BecauseImWorthIt Wed 16-Jul-08 08:17:05

Because all you're doing, from his perspective, is coming in and interfering and undermining him.

Not to say that you don't have good ideas, but he's the one who has been slaving away doing this for years and he probably does know a lot more about it than you.

Why don't you work alongside him for a while and then see about implementing some of your ideas?

And getting your dad involved, behind your dh's back is not going to win you any favours.

Be a bit sensitive to your dh - he's probably as worried as you but all he's getting from you will sound like criticism.

ObsidianBlackbirdMcNight Wed 16-Jul-08 08:34:20

Thanks
You are right. I just feel frustrated. And believe me I try to discuss things in a sensitive way. The only reason my Dad was involved was that I was at their house this weekend and really stressed, and my parents could see.
I think I will spend the whole day with him soon and see how it goes, and maybe I will find I am wrong!

BecauseImWorthIt Wed 16-Jul-08 08:36:55

Just imagine it was you, and your dh suddenly started telling you how to do your job, and then you found out he'd been talking to your parents about all the things he thinks you're doing wrong ...

Document layout analysis data

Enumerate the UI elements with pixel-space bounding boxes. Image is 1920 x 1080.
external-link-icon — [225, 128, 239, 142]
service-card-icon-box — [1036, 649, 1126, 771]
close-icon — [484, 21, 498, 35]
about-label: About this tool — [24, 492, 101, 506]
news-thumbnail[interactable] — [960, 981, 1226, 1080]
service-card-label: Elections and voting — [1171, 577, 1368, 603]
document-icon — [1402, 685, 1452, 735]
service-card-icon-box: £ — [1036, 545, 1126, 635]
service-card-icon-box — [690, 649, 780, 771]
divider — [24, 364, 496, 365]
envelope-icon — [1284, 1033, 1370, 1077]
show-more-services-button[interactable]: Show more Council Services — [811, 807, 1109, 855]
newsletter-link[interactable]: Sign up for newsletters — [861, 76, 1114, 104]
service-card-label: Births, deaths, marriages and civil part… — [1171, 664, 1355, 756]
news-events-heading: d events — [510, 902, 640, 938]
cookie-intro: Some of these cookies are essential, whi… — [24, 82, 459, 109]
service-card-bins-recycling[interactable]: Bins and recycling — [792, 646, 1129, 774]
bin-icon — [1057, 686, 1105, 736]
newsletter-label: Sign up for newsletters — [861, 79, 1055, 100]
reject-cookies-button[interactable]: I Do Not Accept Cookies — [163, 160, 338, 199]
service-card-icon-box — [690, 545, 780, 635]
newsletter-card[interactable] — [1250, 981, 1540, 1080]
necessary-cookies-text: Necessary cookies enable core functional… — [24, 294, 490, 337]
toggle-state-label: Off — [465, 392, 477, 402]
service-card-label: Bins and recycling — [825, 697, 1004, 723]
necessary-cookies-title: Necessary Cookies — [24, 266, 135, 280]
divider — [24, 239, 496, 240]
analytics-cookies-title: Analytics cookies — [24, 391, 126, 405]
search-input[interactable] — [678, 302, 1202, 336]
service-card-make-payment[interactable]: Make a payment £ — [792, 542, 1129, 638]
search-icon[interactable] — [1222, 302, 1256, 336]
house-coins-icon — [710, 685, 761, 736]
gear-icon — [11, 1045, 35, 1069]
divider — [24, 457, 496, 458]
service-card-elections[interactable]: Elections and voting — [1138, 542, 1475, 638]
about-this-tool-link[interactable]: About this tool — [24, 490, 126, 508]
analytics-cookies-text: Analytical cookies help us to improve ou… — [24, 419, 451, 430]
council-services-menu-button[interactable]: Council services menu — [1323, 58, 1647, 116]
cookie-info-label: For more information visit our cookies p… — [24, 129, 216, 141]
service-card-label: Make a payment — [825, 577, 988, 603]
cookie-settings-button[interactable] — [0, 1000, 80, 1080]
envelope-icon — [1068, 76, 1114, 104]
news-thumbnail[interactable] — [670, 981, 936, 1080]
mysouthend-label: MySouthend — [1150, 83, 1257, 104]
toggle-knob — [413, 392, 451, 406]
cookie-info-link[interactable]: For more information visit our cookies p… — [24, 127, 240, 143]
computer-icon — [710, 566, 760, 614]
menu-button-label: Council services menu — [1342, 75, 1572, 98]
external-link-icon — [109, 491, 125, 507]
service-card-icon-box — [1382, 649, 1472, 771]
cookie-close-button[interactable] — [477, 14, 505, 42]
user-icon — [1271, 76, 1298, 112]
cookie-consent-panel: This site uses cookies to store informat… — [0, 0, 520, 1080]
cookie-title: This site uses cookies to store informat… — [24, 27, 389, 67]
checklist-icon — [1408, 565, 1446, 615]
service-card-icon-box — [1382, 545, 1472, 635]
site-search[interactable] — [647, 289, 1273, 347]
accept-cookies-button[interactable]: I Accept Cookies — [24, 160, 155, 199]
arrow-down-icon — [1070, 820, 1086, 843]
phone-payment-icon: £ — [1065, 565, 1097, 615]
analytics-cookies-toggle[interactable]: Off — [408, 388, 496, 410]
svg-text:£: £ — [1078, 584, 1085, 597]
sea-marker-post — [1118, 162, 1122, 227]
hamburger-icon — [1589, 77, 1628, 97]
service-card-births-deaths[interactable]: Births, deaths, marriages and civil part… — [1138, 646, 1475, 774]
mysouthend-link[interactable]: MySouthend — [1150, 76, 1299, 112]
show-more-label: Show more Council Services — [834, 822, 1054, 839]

- _WHAT YOU SHOULD DO_: Continue the forum thread in which posters discuss a disagreement over the husband's work, starting after its final post.

- _TASK RESPONSE_:
ObsidianBlackbirdMcNight Wed 16-Jul-08 08:39:00

Oh that sounds awful. But he does ask my Dad for advice on the business himself, so it's not totally out of the blue.

BecauseImWorthIt Wed 16-Jul-08 08:41:21

Ah yes, but the point is he chooses to ask. Not someone else, behind his back!

BandofMothers Wed 16-Jul-08 08:49:54

I find the direct approach works best with my DH, so I would just look him in the eyes, when he isn't doing something else to distract him, and say," Why is it that I can haul things about ( and in your condition) and make tea and sandwiches but you don't take any of my ideas seriously?? Am I thick? Do you think I don't know anything, or that you automatically know best cos you've been doing it longer? I find it very insulting that you wont even listen to me. It is only a suggestion, in a conversation. I am not impementing anything without your say so, so I don't know why you are getting so defensive and cross, and frankly I am getting really peed off with it"

This seems to work better for me anyway, and when he says no I don't think you're thick, I reply, well stop acting like you do then. Right? When he says he isn't, look really serious and say well it certainly feels that way to me, you make me feel stupid.
Men are so bloody hard to talk to, like children I think they are too busy listening to the sound of their own voices that they can't hear ussad

Uriel Wed 16-Jul-08 09:27:40

What about asking him to trial some of your ideas for a month and see how it goes?

FWIW I agree that 29 quid (pound sign gone awol!) is more attractive than 31.
I would round 29 up to 30 in my head anyway, if I were thinking of buying, but 31 just tips it over into 'nearly 40'. So I'd be less likely to buy at that price.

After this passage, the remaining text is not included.